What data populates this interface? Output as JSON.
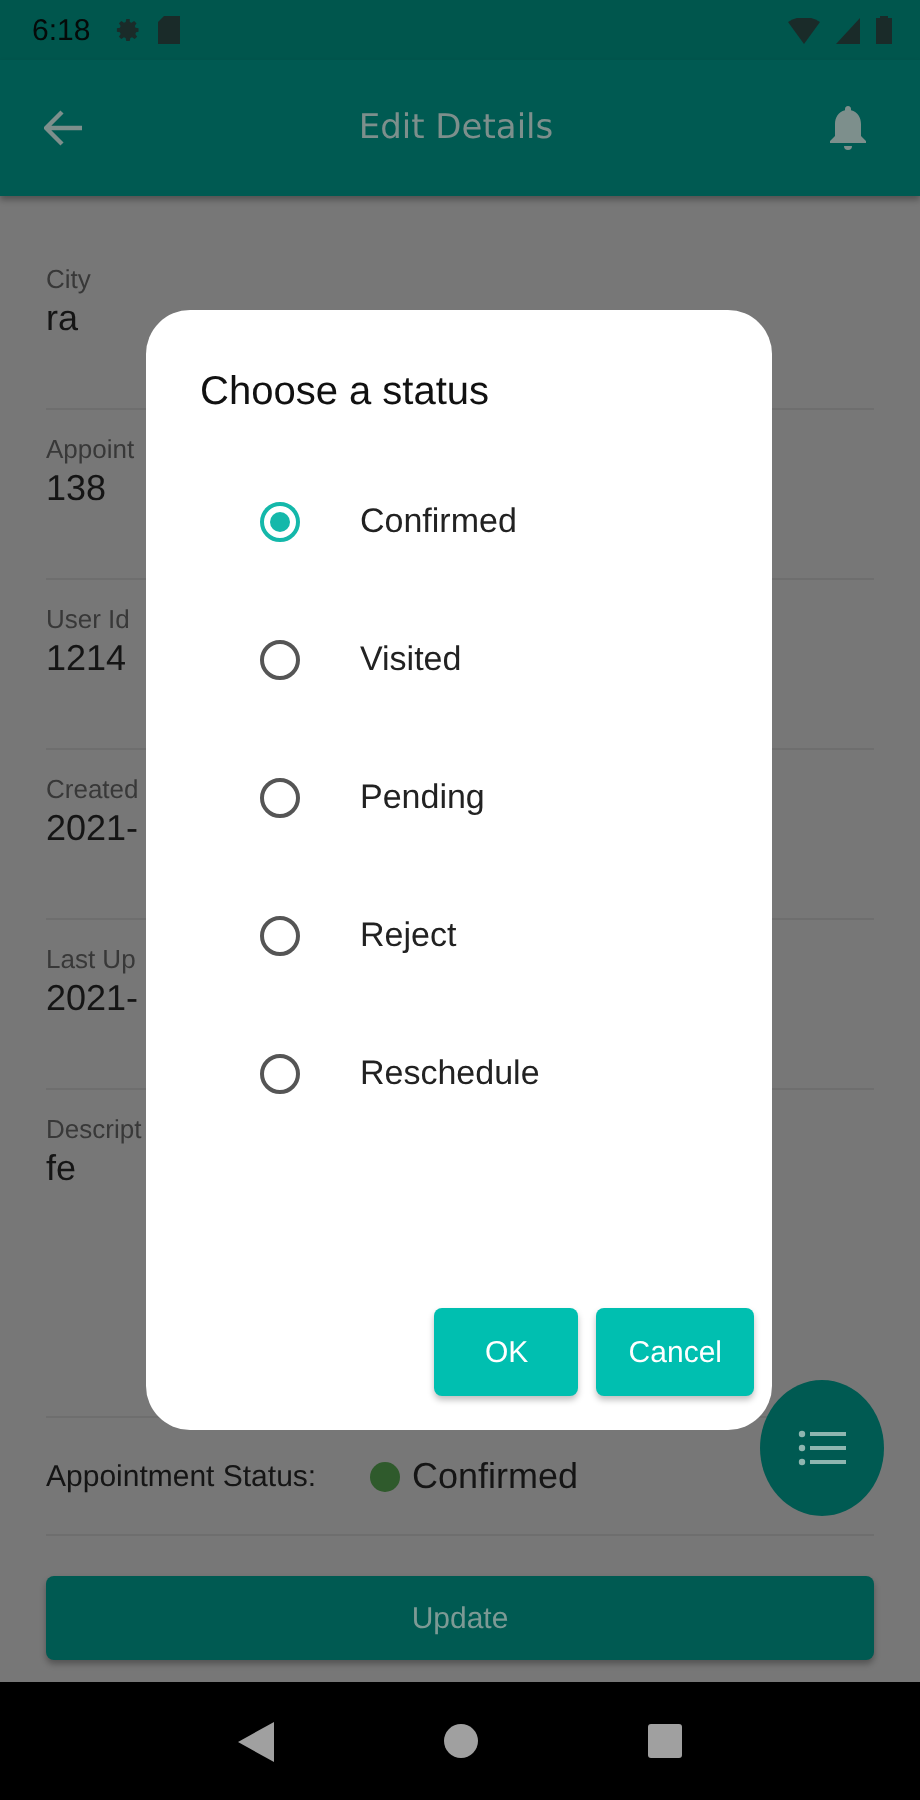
{
  "status_bar": {
    "time": "6:18"
  },
  "app_bar": {
    "title": "Edit Details"
  },
  "fields": [
    {
      "label": "City",
      "value": "ra"
    },
    {
      "label": "Appoint",
      "value": "138"
    },
    {
      "label": "User Id",
      "value": "1214"
    },
    {
      "label": "Created",
      "value": "2021-"
    },
    {
      "label": "Last Up",
      "value": "2021-"
    },
    {
      "label": "Descript",
      "value": "fe"
    }
  ],
  "appointment_status": {
    "label": "Appointment Status:",
    "value": "Confirmed",
    "color": "#2f5a2c"
  },
  "update_button": "Update",
  "dialog": {
    "title": "Choose a status",
    "options": [
      {
        "label": "Confirmed",
        "selected": true
      },
      {
        "label": "Visited",
        "selected": false
      },
      {
        "label": "Pending",
        "selected": false
      },
      {
        "label": "Reject",
        "selected": false
      },
      {
        "label": "Reschedule",
        "selected": false
      }
    ],
    "buttons": [
      "OK",
      "Cancel"
    ]
  }
}
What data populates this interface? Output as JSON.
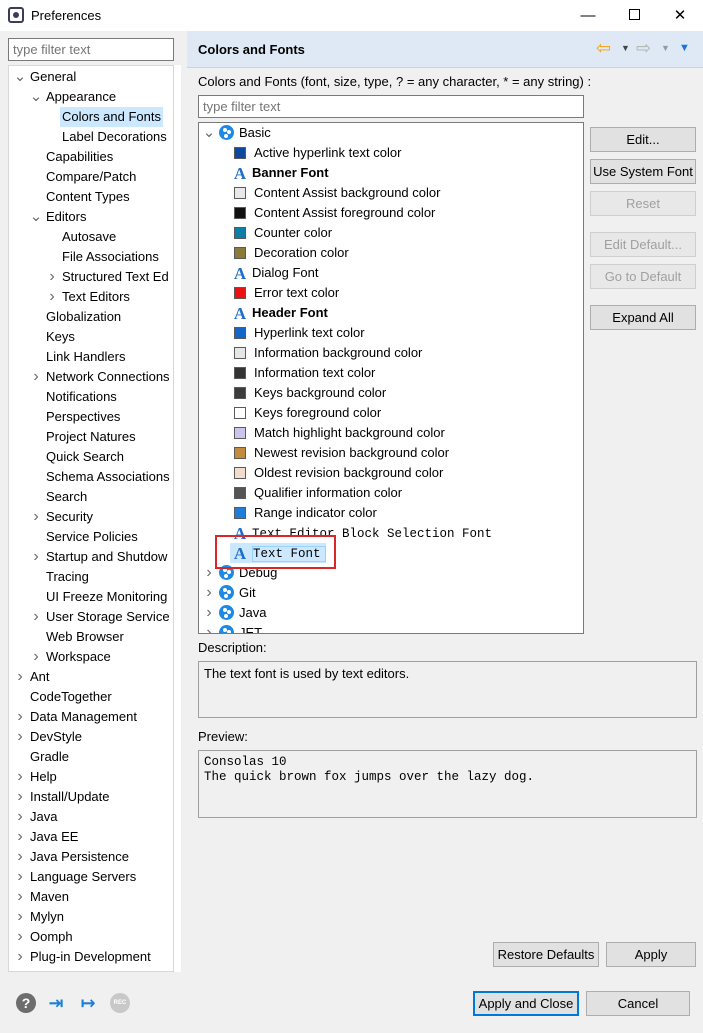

□ □ □ □

Your job is to transcribe the entries above exactly; skip the pictures.

Final answer:
What data populates this interface? Output as JSON.
{
  "status_bar": {
    "time": "6:18"
  },
  "app_bar": {
    "title": "Edit Details"
  },
  "fields": [
    {
      "label": "City",
      "value": "ra"
    },
    {
      "label": "Appoint",
      "value": "138"
    },
    {
      "label": "User Id",
      "value": "1214"
    },
    {
      "label": "Created",
      "value": "2021-"
    },
    {
      "label": "Last Up",
      "value": "2021-"
    },
    {
      "label": "Descript",
      "value": "fe"
    }
  ],
  "appointment_status": {
    "label": "Appointment Status:",
    "value": "Confirmed",
    "color": "#2f5a2c"
  },
  "update_button": "Update",
  "dialog": {
    "title": "Choose a status",
    "options": [
      {
        "label": "Confirmed",
        "selected": true
      },
      {
        "label": "Visited",
        "selected": false
      },
      {
        "label": "Pending",
        "selected": false
      },
      {
        "label": "Reject",
        "selected": false
      },
      {
        "label": "Reschedule",
        "selected": false
      }
    ],
    "buttons": [
      "OK",
      "Cancel"
    ]
  }
}
What data populates this interface? Output as JSON.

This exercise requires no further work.